[Start of Information provided]

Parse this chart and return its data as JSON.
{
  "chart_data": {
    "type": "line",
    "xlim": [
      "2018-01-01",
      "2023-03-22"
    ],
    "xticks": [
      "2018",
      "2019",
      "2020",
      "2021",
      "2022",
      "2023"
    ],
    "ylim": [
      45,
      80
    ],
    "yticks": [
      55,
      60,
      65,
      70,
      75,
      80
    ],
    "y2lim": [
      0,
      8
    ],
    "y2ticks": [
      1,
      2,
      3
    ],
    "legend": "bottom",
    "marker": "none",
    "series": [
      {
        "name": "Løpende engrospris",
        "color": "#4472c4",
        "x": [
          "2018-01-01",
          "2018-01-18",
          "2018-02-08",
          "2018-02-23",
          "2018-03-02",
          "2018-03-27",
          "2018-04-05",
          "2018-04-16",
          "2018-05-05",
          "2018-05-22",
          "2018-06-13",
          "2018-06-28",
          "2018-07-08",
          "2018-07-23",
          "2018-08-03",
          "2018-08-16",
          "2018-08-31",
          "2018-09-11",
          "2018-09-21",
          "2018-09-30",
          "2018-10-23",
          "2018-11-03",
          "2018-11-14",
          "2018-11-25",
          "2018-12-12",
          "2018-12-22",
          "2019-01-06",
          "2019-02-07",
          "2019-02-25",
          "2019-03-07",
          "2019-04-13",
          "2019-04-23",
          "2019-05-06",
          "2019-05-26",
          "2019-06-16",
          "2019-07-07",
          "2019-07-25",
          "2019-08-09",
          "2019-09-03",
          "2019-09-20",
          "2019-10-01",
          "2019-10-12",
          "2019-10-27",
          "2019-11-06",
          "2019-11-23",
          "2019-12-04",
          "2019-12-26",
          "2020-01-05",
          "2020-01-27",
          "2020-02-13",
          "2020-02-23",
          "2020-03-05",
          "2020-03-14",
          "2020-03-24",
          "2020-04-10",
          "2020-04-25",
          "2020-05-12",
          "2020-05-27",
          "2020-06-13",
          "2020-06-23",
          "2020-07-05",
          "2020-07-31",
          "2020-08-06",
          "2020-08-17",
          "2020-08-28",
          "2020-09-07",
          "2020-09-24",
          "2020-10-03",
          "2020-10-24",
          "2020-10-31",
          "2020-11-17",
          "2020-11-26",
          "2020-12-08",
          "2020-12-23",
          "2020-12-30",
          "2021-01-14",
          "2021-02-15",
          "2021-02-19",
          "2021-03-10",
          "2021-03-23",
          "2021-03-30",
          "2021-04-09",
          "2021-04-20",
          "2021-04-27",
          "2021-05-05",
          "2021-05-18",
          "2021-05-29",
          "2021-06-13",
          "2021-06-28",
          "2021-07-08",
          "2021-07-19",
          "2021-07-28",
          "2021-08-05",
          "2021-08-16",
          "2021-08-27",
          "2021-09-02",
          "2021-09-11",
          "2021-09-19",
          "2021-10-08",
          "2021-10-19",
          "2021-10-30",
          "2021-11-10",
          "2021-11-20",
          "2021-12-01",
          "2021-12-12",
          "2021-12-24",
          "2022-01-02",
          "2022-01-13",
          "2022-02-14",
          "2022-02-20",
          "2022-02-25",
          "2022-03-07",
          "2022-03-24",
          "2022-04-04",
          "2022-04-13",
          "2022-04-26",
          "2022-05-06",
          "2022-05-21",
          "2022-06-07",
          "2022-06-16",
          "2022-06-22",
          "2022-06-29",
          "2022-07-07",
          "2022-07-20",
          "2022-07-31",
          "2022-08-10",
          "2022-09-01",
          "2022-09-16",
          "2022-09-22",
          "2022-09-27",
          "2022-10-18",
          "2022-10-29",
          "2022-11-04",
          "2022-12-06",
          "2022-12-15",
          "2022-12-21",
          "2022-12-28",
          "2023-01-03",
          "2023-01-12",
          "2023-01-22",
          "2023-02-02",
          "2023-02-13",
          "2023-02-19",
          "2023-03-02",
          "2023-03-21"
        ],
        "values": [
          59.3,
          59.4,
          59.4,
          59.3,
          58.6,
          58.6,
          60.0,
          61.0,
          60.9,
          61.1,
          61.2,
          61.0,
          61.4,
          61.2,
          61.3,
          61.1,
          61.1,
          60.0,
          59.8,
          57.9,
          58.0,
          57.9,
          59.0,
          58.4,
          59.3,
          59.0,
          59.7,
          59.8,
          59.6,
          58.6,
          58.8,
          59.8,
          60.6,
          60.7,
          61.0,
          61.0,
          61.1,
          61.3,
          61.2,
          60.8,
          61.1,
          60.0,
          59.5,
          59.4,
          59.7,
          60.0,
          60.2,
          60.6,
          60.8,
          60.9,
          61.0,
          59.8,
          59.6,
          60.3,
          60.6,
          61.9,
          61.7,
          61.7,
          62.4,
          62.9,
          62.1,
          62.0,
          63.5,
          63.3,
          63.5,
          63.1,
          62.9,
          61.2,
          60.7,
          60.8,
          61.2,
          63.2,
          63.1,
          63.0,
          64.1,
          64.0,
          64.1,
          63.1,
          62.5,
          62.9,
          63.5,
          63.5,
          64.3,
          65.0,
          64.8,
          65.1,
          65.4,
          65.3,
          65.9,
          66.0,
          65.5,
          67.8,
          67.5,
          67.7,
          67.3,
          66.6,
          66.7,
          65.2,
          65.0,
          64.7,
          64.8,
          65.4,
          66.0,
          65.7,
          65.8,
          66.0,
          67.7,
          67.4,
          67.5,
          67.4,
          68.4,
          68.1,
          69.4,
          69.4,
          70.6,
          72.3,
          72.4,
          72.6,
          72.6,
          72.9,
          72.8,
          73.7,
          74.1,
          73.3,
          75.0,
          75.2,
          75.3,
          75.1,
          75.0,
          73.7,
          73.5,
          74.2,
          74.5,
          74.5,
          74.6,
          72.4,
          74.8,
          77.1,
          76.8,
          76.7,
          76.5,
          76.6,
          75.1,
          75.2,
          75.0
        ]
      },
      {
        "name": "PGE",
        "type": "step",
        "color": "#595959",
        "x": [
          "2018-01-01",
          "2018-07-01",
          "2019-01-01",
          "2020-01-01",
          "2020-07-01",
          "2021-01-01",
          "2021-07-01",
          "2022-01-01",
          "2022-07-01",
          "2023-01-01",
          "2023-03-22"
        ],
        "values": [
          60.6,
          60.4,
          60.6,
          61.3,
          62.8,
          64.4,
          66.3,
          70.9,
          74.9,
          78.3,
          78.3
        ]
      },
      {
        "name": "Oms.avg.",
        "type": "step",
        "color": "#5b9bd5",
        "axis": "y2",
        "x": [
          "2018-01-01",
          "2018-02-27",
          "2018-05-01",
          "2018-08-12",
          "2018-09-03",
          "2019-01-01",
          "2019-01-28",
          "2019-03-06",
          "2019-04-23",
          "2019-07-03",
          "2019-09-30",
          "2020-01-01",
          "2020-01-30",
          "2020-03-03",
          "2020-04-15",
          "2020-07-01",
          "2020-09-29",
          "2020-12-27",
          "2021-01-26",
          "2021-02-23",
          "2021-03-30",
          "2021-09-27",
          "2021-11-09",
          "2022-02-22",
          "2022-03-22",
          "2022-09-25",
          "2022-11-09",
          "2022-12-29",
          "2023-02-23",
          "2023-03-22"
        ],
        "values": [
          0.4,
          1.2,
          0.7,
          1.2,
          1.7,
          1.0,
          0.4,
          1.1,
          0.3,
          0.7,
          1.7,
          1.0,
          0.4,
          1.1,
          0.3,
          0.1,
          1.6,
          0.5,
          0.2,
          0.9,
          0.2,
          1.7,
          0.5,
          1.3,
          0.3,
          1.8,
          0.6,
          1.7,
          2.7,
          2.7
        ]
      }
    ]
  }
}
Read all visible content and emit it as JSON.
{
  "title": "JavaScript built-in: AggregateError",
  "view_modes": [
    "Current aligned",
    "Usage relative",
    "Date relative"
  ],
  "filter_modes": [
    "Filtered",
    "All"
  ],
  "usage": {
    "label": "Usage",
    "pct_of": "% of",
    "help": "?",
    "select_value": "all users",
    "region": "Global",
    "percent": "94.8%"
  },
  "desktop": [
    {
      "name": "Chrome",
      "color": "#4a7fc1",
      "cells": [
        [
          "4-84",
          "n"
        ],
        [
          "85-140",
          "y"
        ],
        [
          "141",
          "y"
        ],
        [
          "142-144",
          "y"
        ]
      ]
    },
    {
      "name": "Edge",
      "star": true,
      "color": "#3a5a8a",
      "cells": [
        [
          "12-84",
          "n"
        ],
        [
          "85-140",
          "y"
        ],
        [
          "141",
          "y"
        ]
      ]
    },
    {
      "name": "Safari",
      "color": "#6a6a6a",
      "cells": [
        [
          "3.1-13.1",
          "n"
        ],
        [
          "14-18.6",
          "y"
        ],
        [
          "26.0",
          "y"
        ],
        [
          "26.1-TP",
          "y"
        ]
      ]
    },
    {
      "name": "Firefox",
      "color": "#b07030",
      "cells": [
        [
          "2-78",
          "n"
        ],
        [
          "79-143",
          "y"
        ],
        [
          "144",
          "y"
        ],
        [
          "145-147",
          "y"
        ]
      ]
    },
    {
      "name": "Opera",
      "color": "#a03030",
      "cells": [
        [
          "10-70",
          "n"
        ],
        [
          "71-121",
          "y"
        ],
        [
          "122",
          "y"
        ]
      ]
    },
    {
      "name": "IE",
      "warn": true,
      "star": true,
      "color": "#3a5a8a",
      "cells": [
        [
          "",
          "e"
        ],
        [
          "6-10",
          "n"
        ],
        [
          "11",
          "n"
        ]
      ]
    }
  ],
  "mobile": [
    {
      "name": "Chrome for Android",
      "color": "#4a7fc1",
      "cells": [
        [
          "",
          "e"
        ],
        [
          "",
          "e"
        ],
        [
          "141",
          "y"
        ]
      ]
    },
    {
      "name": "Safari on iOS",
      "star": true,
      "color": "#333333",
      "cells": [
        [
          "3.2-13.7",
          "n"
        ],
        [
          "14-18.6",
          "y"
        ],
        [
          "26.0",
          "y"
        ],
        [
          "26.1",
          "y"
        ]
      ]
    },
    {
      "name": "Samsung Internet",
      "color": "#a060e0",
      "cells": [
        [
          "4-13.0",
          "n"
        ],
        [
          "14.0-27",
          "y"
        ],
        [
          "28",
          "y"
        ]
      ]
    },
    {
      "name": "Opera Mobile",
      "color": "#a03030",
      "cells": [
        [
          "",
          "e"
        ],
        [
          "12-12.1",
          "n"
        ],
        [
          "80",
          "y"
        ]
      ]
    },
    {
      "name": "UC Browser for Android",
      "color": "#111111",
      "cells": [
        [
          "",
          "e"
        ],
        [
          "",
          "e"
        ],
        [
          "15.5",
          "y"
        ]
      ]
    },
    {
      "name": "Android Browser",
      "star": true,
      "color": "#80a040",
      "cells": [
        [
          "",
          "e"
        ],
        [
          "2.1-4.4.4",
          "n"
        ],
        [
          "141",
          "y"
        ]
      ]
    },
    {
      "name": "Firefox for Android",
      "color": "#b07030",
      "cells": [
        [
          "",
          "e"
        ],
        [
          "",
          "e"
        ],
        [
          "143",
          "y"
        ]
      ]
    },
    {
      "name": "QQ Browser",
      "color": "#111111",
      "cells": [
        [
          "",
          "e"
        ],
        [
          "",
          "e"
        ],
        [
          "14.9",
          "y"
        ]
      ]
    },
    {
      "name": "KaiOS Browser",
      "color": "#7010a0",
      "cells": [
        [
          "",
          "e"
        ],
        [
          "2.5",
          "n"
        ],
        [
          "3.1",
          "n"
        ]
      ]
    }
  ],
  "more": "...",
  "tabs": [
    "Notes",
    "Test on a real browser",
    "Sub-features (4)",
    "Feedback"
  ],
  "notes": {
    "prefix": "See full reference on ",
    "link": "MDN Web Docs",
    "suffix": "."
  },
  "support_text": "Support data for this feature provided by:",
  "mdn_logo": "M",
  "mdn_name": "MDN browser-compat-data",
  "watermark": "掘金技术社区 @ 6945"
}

[End of Information provided]

Stated problem: Using the data above, say how many lines include "Chrome". No other reply is needed.

Reply: 2